### Description of the task
Your task is to restate the data word for word.

[Stored items]
--------
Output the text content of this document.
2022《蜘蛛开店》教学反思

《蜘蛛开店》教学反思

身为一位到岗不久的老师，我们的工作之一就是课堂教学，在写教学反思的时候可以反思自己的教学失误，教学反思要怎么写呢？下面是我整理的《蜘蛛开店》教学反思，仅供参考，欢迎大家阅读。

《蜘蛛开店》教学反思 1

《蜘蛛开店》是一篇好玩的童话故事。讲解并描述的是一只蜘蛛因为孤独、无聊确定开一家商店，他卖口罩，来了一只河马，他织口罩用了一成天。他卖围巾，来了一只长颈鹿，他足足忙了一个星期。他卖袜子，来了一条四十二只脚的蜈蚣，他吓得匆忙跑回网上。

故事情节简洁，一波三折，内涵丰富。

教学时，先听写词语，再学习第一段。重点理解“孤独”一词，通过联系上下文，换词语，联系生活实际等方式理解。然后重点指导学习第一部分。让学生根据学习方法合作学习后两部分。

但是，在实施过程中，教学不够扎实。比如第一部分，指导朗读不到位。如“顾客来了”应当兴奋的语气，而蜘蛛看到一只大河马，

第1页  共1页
--------
### Full solution
Output the text content of this document.
2022《蜘蛛开店》教学反思

《蜘蛛开店》教学反思

身为一位到岗不久的老师，我们的工作之一就是课堂教学，在写教学反思的时候可以反思自己的教学失误，教学反思要怎么写呢？下面是我整理的《蜘蛛开店》教学反思，仅供参考，欢迎大家阅读。

《蜘蛛开店》教学反思 1

《蜘蛛开店》是一篇好玩的童话故事。讲解并描述的是一只蜘蛛因为孤独、无聊确定开一家商店，他卖口罩，来了一只河马，他织口罩用了一成天。他卖围巾，来了一只长颈鹿，他足足忙了一个星期。他卖袜子，来了一条四十二只脚的蜈蚣，他吓得匆忙跑回网上。

故事情节简洁，一波三折，内涵丰富。

教学时，先听写词语，再学习第一段。重点理解“孤独”一词，通过联系上下文，换词语，联系生活实际等方式理解。然后重点指导学习第一部分。让学生根据学习方法合作学习后两部分。

但是，在实施过程中，教学不够扎实。比如第一部分，指导朗读不到位。如“顾客来了”应当兴奋的语气，而蜘蛛看到一只大河马，

第1页  共1页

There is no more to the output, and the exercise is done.